- Directions: The entries below should be output exactly as written.
═════ Records to use
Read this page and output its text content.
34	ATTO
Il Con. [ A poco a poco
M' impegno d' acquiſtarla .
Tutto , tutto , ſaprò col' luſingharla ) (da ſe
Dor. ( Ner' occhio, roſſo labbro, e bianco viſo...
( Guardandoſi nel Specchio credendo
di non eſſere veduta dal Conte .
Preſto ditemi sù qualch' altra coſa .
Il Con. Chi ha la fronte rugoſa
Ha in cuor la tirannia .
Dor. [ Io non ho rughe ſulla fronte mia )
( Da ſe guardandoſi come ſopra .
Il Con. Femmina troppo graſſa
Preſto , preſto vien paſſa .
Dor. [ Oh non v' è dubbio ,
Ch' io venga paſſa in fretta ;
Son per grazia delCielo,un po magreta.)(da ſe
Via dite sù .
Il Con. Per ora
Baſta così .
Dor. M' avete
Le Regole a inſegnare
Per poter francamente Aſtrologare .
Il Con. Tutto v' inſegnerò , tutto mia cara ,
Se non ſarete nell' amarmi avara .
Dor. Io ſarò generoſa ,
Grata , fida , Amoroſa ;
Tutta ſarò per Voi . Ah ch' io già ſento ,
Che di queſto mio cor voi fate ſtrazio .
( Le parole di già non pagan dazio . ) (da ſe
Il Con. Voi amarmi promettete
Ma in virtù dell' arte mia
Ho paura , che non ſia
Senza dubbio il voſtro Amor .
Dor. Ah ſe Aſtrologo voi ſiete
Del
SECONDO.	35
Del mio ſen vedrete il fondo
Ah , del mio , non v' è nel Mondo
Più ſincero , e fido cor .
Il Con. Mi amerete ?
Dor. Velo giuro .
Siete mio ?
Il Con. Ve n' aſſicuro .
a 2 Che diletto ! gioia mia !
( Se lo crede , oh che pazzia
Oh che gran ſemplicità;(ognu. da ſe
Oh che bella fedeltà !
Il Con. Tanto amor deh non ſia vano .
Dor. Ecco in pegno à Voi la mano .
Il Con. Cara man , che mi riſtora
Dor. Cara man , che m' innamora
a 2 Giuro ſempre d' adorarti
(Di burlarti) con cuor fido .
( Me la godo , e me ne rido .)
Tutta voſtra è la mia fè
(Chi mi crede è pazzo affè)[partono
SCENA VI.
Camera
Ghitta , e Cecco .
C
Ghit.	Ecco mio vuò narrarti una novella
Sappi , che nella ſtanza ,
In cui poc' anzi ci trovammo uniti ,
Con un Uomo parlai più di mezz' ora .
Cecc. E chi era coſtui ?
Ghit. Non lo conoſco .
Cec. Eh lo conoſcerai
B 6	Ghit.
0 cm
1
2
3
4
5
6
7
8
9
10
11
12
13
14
══════════
- Task response:
Read this page and output its text content.
34	ATTO
Il Con. [ A poco a poco
M' impegno d' acquiſtarla .
Tutto , tutto , ſaprò col' luſingharla ) (da ſe
Dor. ( Ner' occhio, roſſo labbro, e bianco viſo...
( Guardandoſi nel Specchio credendo
di non eſſere veduta dal Conte .
Preſto ditemi sù qualch' altra coſa .
Il Con. Chi ha la fronte rugoſa
Ha in cuor la tirannia .
Dor. [ Io non ho rughe ſulla fronte mia )
( Da ſe guardandoſi come ſopra .
Il Con. Femmina troppo graſſa
Preſto , preſto vien paſſa .
Dor. [ Oh non v' è dubbio ,
Ch' io venga paſſa in fretta ;
Son per grazia delCielo,un po magreta.)(da ſe
Via dite sù .
Il Con. Per ora
Baſta così .
Dor. M' avete
Le Regole a inſegnare
Per poter francamente Aſtrologare .
Il Con. Tutto v' inſegnerò , tutto mia cara ,
Se non ſarete nell' amarmi avara .
Dor. Io ſarò generoſa ,
Grata , fida , Amoroſa ;
Tutta ſarò per Voi . Ah ch' io già ſento ,
Che di queſto mio cor voi fate ſtrazio .
( Le parole di già non pagan dazio . ) (da ſe
Il Con. Voi amarmi promettete
Ma in virtù dell' arte mia
Ho paura , che non ſia
Senza dubbio il voſtro Amor .
Dor. Ah ſe Aſtrologo voi ſiete
Del
SECONDO.	35
Del mio ſen vedrete il fondo
Ah , del mio , non v' è nel Mondo
Più ſincero , e fido cor .
Il Con. Mi amerete ?
Dor. Velo giuro .
Siete mio ?
Il Con. Ve n' aſſicuro .
a 2 Che diletto ! gioia mia !
( Se lo crede , oh che pazzia
Oh che gran ſemplicità;(ognu. da ſe
Oh che bella fedeltà !
Il Con. Tanto amor deh non ſia vano .
Dor. Ecco in pegno à Voi la mano .
Il Con. Cara man , che mi riſtora
Dor. Cara man , che m' innamora
a 2 Giuro ſempre d' adorarti
(Di burlarti) con cuor fido .
( Me la godo , e me ne rido .)
Tutta voſtra è la mia fè
(Chi mi crede è pazzo affè)[partono
SCENA VI.
Camera
Ghitta , e Cecco .
C
Ghit.	Ecco mio vuò narrarti una novella
Sappi , che nella ſtanza ,
In cui poc' anzi ci trovammo uniti ,
Con un Uomo parlai più di mezz' ora .
Cecc. E chi era coſtui ?
Ghit. Non lo conoſco .
Cec. Eh lo conoſcerai
B 6	Ghit.
0 cm
1
2
3
4
5
6
7
8
9
10
11
12
13
14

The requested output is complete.